- **DIRECTIONS**
Copy the records below line for line, changing nothing.

- **TASK MATERIAL**
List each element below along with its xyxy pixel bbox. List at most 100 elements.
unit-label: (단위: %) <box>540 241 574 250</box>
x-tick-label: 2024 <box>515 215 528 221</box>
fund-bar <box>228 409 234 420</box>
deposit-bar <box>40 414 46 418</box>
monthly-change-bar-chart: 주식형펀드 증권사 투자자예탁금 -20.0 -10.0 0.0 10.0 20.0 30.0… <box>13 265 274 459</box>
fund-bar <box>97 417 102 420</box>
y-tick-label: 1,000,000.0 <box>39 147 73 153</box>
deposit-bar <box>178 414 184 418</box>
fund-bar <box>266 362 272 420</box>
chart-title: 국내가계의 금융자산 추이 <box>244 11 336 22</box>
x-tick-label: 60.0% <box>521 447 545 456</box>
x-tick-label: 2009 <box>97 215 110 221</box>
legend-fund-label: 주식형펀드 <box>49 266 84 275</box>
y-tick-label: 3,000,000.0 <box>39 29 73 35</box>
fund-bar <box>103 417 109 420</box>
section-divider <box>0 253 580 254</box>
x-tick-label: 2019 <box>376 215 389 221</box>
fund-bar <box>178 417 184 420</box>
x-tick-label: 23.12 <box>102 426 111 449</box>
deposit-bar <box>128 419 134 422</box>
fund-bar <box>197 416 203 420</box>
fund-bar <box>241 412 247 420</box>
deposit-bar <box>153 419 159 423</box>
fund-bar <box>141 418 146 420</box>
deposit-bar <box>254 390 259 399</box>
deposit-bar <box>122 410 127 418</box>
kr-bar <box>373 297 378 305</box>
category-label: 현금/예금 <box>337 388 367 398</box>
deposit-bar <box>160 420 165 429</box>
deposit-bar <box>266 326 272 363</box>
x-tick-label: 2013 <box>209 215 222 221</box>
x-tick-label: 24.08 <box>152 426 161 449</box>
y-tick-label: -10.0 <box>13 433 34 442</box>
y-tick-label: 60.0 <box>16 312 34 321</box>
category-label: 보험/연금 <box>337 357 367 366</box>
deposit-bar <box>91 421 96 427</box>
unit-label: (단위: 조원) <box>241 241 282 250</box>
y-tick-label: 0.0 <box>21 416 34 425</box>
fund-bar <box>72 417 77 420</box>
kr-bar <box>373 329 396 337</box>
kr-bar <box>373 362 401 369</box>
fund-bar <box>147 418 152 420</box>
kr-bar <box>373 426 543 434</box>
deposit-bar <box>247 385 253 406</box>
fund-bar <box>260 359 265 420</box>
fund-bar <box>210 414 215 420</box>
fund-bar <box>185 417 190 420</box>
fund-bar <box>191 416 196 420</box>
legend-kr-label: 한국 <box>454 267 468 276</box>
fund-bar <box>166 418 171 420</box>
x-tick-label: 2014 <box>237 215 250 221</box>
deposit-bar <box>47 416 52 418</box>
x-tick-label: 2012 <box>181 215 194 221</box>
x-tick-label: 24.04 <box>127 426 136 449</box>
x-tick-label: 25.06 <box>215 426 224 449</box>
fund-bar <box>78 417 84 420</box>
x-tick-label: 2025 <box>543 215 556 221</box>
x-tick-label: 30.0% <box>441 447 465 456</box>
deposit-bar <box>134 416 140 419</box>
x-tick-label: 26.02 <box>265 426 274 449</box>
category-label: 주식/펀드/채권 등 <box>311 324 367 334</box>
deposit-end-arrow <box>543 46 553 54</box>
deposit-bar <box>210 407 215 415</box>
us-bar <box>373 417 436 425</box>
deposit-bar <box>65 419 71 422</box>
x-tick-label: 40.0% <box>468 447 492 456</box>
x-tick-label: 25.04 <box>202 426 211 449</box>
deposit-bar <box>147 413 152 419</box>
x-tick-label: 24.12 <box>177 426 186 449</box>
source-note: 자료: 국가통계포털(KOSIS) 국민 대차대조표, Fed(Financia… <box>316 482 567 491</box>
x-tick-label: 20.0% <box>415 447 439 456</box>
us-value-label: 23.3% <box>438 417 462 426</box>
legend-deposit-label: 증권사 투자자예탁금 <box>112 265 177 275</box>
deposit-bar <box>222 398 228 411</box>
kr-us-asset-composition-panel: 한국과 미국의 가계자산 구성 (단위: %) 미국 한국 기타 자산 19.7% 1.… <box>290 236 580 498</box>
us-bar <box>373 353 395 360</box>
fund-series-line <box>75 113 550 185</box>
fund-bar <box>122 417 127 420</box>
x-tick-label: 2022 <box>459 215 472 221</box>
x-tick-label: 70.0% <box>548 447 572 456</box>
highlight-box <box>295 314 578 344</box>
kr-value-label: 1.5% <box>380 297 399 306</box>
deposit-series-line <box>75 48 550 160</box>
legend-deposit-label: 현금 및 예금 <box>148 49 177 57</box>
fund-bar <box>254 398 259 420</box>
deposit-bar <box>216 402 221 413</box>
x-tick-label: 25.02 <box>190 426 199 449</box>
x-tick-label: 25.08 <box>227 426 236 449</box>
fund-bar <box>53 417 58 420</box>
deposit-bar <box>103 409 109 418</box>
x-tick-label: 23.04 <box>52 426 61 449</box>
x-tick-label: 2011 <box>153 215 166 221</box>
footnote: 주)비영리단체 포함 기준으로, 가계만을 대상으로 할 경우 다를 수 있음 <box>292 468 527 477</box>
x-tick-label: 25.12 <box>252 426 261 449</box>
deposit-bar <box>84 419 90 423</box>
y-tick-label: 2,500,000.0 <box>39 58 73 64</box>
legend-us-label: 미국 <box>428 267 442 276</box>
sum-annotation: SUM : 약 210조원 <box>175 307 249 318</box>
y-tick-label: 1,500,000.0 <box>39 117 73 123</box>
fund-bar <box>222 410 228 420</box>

- **COMPLETE RESPONSE**
List each element below along with its xyxy pixel bbox. List at most 100 elements.
unit-label: (단위: %) <box>540 241 574 250</box>
x-tick-label: 2024 <box>515 215 528 221</box>
fund-bar <box>228 409 234 420</box>
deposit-bar <box>40 414 46 418</box>
monthly-change-bar-chart: 주식형펀드 증권사 투자자예탁금 -20.0 -10.0 0.0 10.0 20.0 30.0… <box>13 265 274 459</box>
fund-bar <box>97 417 102 420</box>
y-tick-label: 1,000,000.0 <box>39 147 73 153</box>
deposit-bar <box>178 414 184 418</box>
fund-bar <box>266 362 272 420</box>
chart-title: 국내가계의 금융자산 추이 <box>244 11 336 22</box>
x-tick-label: 60.0% <box>521 447 545 456</box>
x-tick-label: 2009 <box>97 215 110 221</box>
legend-fund-label: 주식형펀드 <box>49 266 84 275</box>
y-tick-label: 3,000,000.0 <box>39 29 73 35</box>
fund-bar <box>103 417 109 420</box>
section-divider <box>0 253 580 254</box>
x-tick-label: 2019 <box>376 215 389 221</box>
fund-bar <box>178 417 184 420</box>
x-tick-label: 23.12 <box>102 426 111 449</box>
deposit-bar <box>128 419 134 422</box>
fund-bar <box>197 416 203 420</box>
fund-bar <box>241 412 247 420</box>
deposit-bar <box>153 419 159 423</box>
fund-bar <box>141 418 146 420</box>
deposit-bar <box>254 390 259 399</box>
deposit-bar <box>122 410 127 418</box>
kr-bar <box>373 297 378 305</box>
category-label: 현금/예금 <box>337 388 367 398</box>
deposit-bar <box>160 420 165 429</box>
deposit-bar <box>266 326 272 363</box>
x-tick-label: 2013 <box>209 215 222 221</box>
x-tick-label: 24.08 <box>152 426 161 449</box>
y-tick-label: -10.0 <box>13 433 34 442</box>
y-tick-label: 60.0 <box>16 312 34 321</box>
category-label: 보험/연금 <box>337 357 367 366</box>
deposit-bar <box>91 421 96 427</box>
unit-label: (단위: 조원) <box>241 241 282 250</box>
y-tick-label: 0.0 <box>21 416 34 425</box>
fund-bar <box>72 417 77 420</box>
kr-bar <box>373 329 396 337</box>
kr-bar <box>373 362 401 369</box>
fund-bar <box>147 418 152 420</box>
kr-bar <box>373 426 543 434</box>
deposit-bar <box>247 385 253 406</box>
fund-bar <box>260 359 265 420</box>
fund-bar <box>210 414 215 420</box>
fund-bar <box>185 417 190 420</box>
fund-bar <box>191 416 196 420</box>
legend-kr-label: 한국 <box>454 267 468 276</box>
fund-bar <box>166 418 171 420</box>
x-tick-label: 2014 <box>237 215 250 221</box>
deposit-bar <box>47 416 52 418</box>
x-tick-label: 2012 <box>181 215 194 221</box>
x-tick-label: 24.04 <box>127 426 136 449</box>
x-tick-label: 25.06 <box>215 426 224 449</box>
fund-bar <box>78 417 84 420</box>
x-tick-label: 2025 <box>543 215 556 221</box>
x-tick-label: 30.0% <box>441 447 465 456</box>
deposit-bar <box>134 416 140 419</box>
x-tick-label: 26.02 <box>265 426 274 449</box>
category-label: 주식/펀드/채권 등 <box>311 324 367 334</box>
deposit-end-arrow <box>543 46 553 54</box>
deposit-bar <box>210 407 215 415</box>
us-bar <box>373 417 436 425</box>
deposit-bar <box>65 419 71 422</box>
x-tick-label: 40.0% <box>468 447 492 456</box>
x-tick-label: 25.04 <box>202 426 211 449</box>
deposit-bar <box>147 413 152 419</box>
x-tick-label: 24.12 <box>177 426 186 449</box>
source-note: 자료: 국가통계포털(KOSIS) 국민 대차대조표, Fed(Financia… <box>316 482 567 491</box>
x-tick-label: 20.0% <box>415 447 439 456</box>
us-value-label: 23.3% <box>438 417 462 426</box>
legend-deposit-label: 증권사 투자자예탁금 <box>112 265 177 275</box>
deposit-bar <box>222 398 228 411</box>
kr-us-asset-composition-panel: 한국과 미국의 가계자산 구성 (단위: %) 미국 한국 기타 자산 19.7% 1.… <box>290 236 580 498</box>
us-bar <box>373 353 395 360</box>
fund-series-line <box>75 113 550 185</box>
fund-bar <box>122 417 127 420</box>
x-tick-label: 2022 <box>459 215 472 221</box>
x-tick-label: 70.0% <box>548 447 572 456</box>
highlight-box <box>295 314 578 344</box>
kr-value-label: 1.5% <box>380 297 399 306</box>
deposit-series-line <box>75 48 550 160</box>
legend-deposit-label: 현금 및 예금 <box>148 49 177 57</box>
fund-bar <box>254 398 259 420</box>
deposit-bar <box>216 402 221 413</box>
x-tick-label: 25.02 <box>190 426 199 449</box>
x-tick-label: 25.08 <box>227 426 236 449</box>
fund-bar <box>53 417 58 420</box>
deposit-bar <box>103 409 109 418</box>
x-tick-label: 23.04 <box>52 426 61 449</box>
x-tick-label: 2011 <box>153 215 166 221</box>
footnote: 주)비영리단체 포함 기준으로, 가계만을 대상으로 할 경우 다를 수 있음 <box>292 468 527 477</box>
x-tick-label: 25.12 <box>252 426 261 449</box>
deposit-bar <box>84 419 90 423</box>
y-tick-label: 2,500,000.0 <box>39 58 73 64</box>
legend-us-label: 미국 <box>428 267 442 276</box>
sum-annotation: SUM : 약 210조원 <box>175 307 249 318</box>
y-tick-label: 1,500,000.0 <box>39 117 73 123</box>
fund-bar <box>222 410 228 420</box>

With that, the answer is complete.